── RECORDED DATA

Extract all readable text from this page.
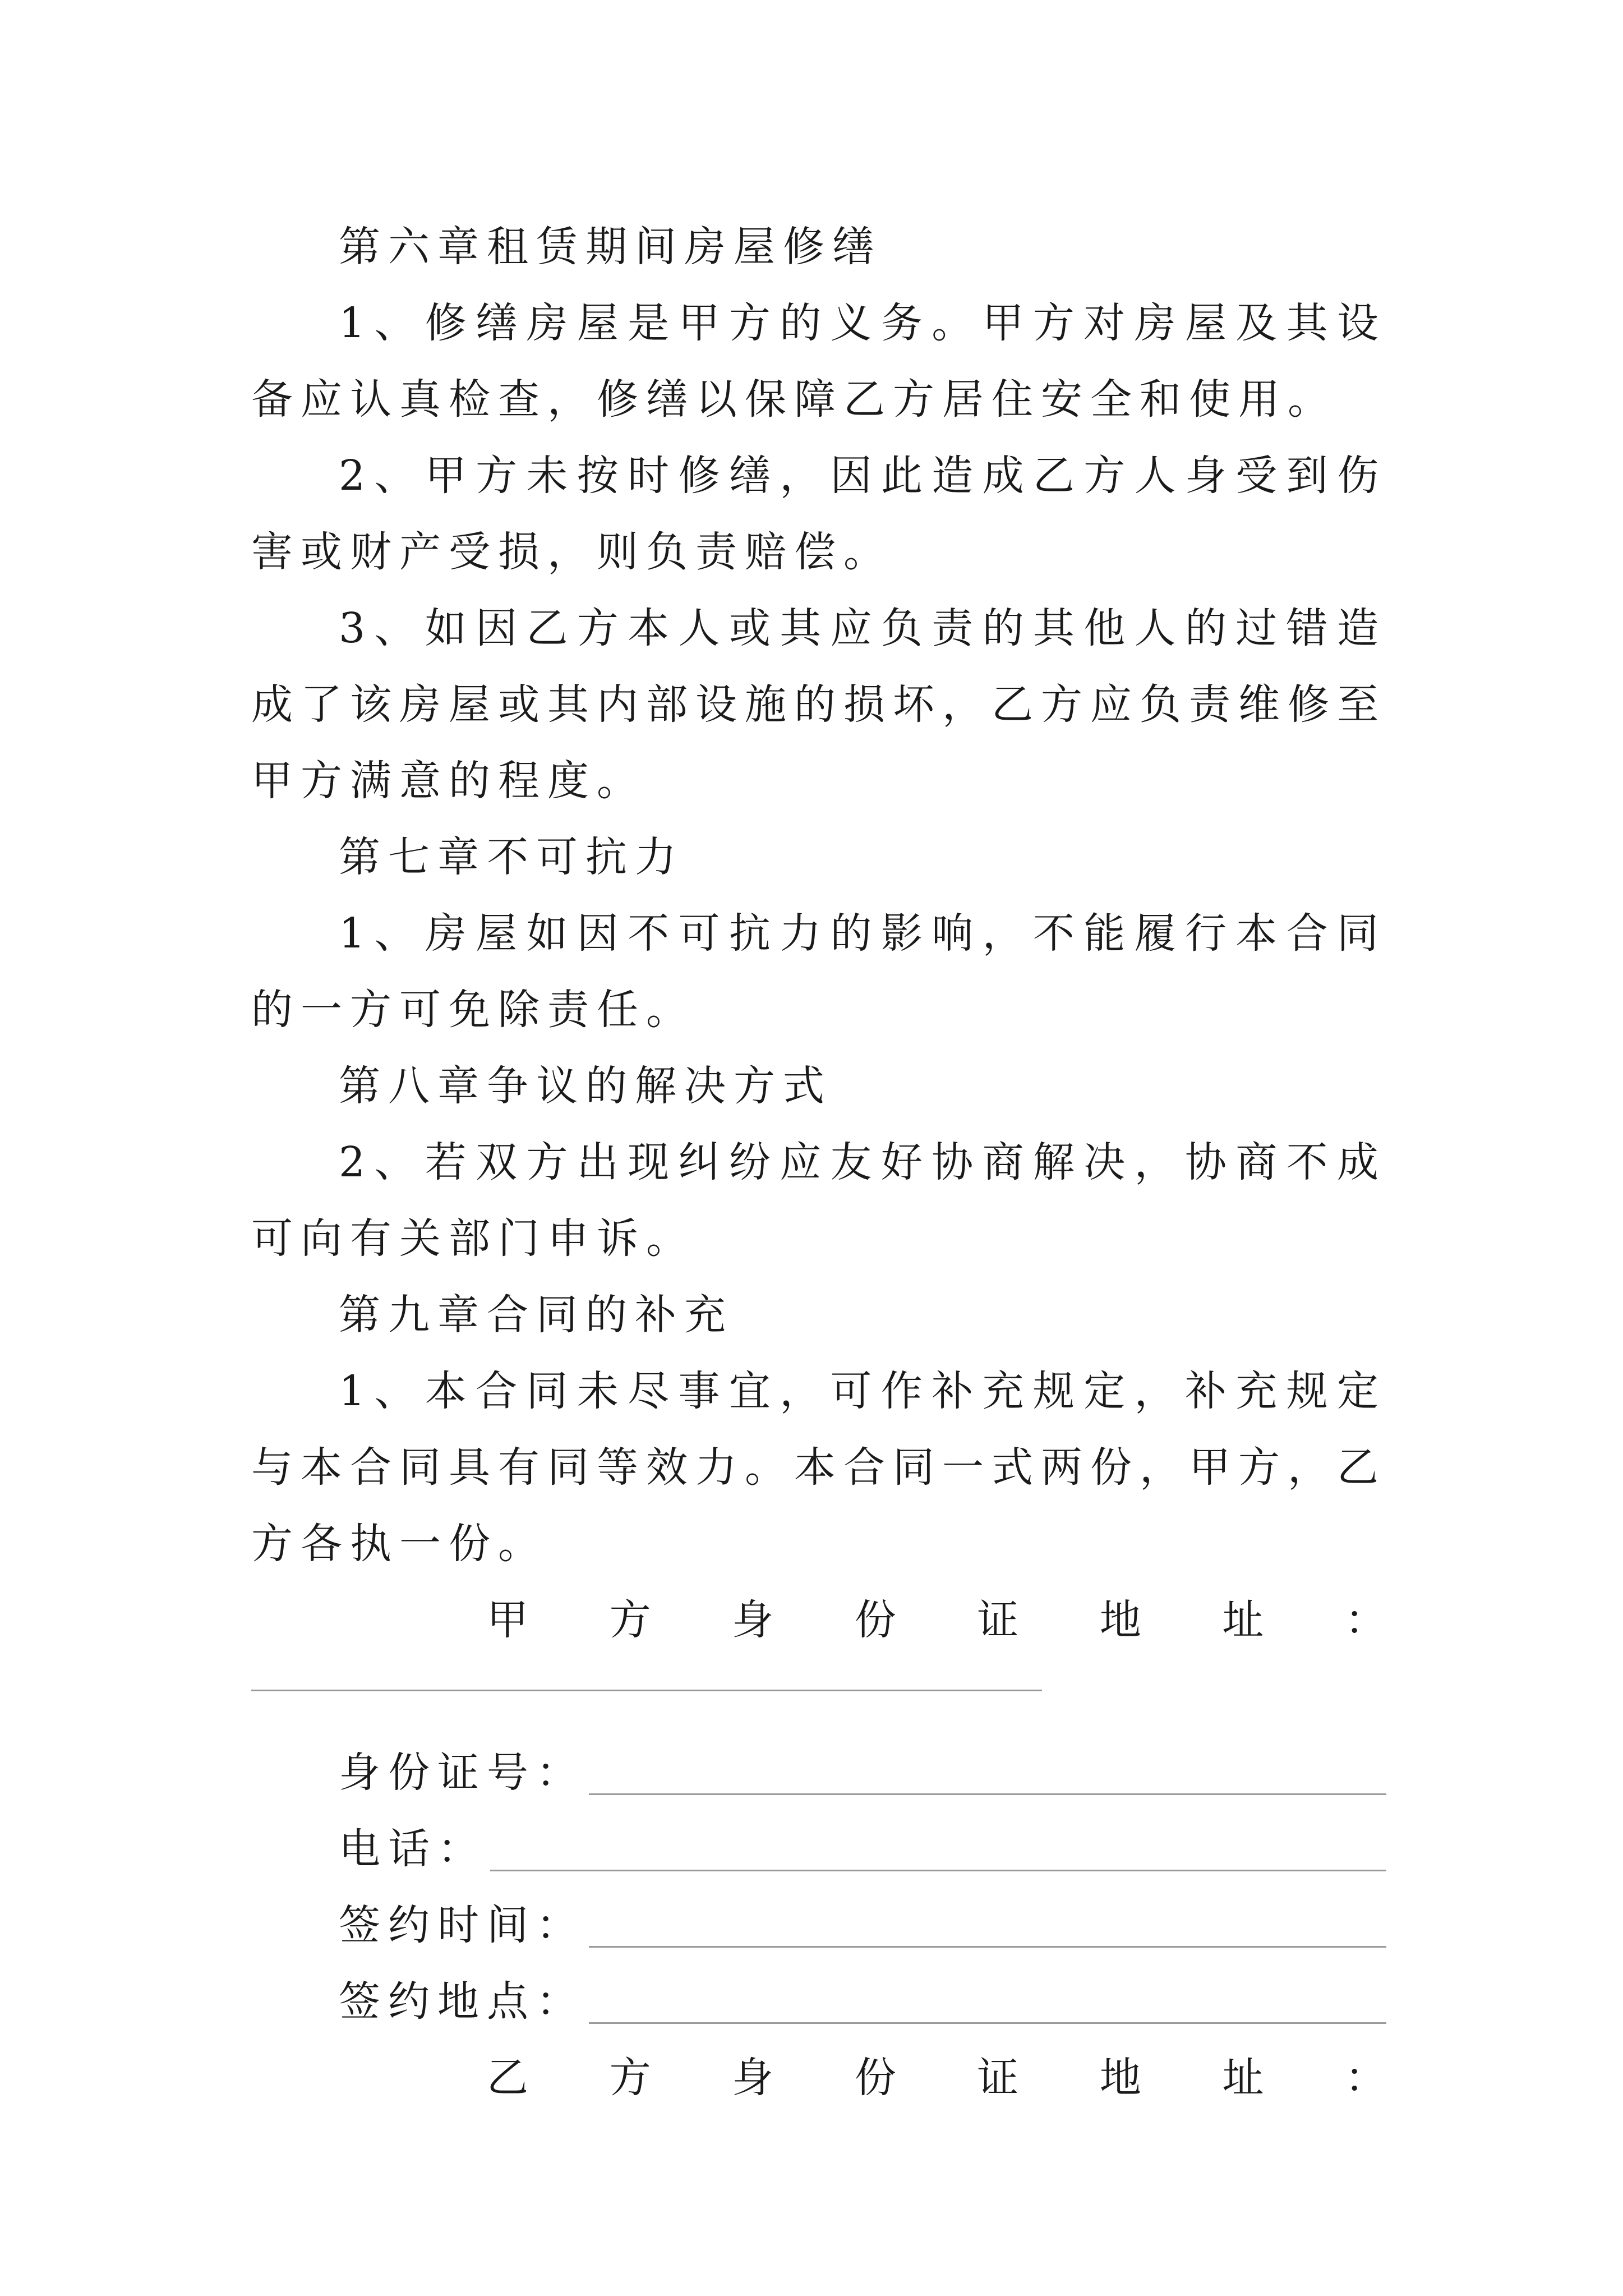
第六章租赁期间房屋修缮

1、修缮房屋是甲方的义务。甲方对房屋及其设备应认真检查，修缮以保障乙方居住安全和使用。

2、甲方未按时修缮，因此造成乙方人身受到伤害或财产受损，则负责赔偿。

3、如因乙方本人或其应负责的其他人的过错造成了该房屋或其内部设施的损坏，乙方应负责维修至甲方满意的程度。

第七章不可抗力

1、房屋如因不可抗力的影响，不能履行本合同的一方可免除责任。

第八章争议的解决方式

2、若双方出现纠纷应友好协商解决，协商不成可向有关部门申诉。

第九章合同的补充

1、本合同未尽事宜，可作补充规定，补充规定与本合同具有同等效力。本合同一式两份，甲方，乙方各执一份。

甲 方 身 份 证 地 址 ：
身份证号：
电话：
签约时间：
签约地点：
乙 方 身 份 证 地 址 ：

────
── RECORDED DATA

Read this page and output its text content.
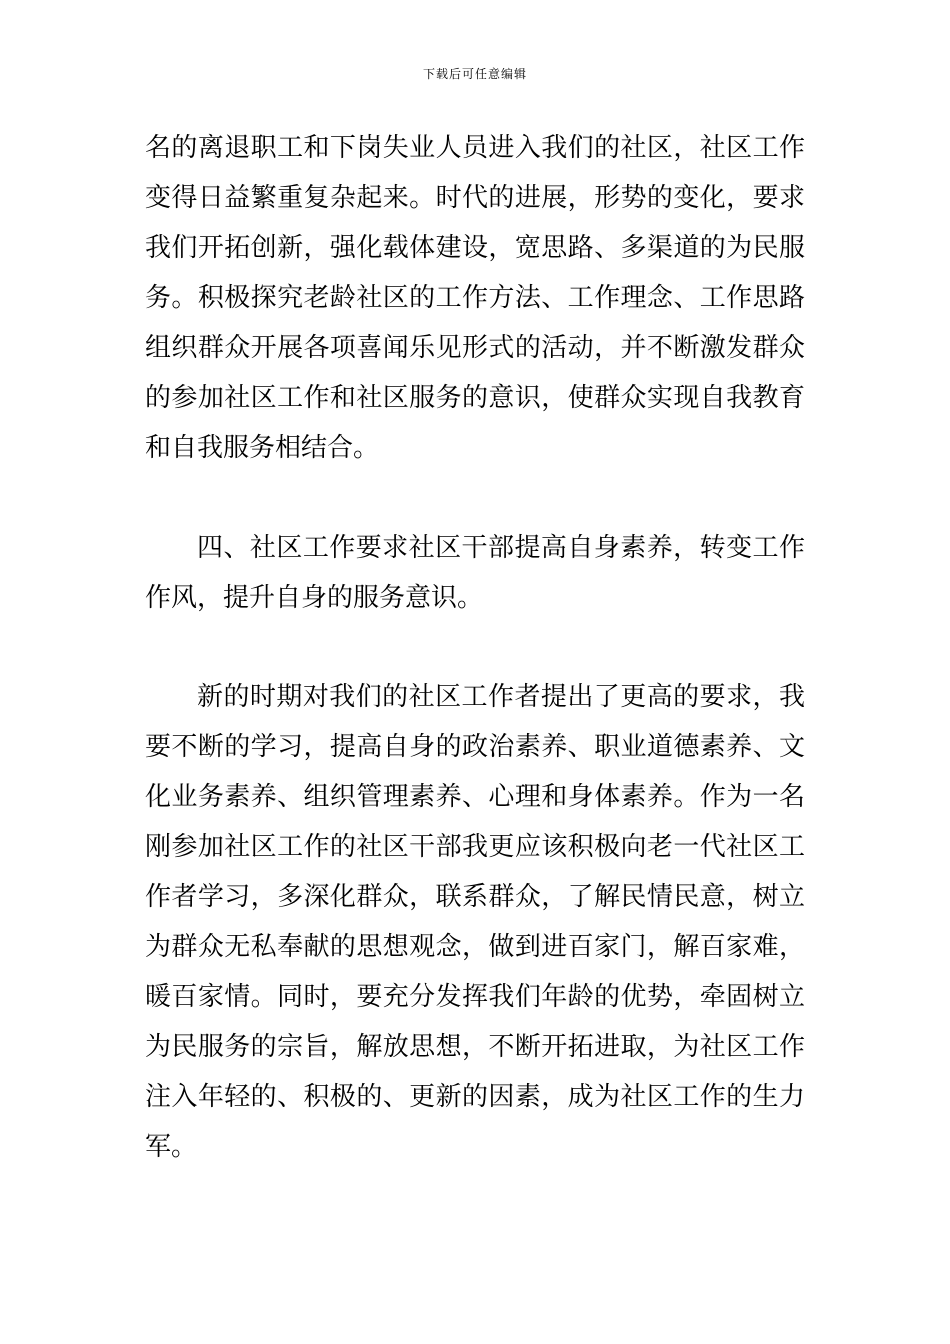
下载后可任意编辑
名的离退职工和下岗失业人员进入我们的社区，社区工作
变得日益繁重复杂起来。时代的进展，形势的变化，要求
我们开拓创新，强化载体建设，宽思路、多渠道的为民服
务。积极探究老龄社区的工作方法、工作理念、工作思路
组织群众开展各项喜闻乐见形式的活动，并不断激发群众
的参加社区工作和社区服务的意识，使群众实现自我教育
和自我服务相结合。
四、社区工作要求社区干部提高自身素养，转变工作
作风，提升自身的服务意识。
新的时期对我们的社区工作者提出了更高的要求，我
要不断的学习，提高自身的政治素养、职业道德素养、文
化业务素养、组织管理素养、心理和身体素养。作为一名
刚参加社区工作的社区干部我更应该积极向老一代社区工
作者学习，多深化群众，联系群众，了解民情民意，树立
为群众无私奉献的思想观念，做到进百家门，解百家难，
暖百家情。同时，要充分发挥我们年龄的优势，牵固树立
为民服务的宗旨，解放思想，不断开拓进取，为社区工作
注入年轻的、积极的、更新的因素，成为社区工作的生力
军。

────

**WHAT TO PRODUCE:**
Scan the lines for the string "page". Copy out each line that matches.

**FINISHED ANSWER:**
Extract all readable text from this page.
Read this page and output its text content.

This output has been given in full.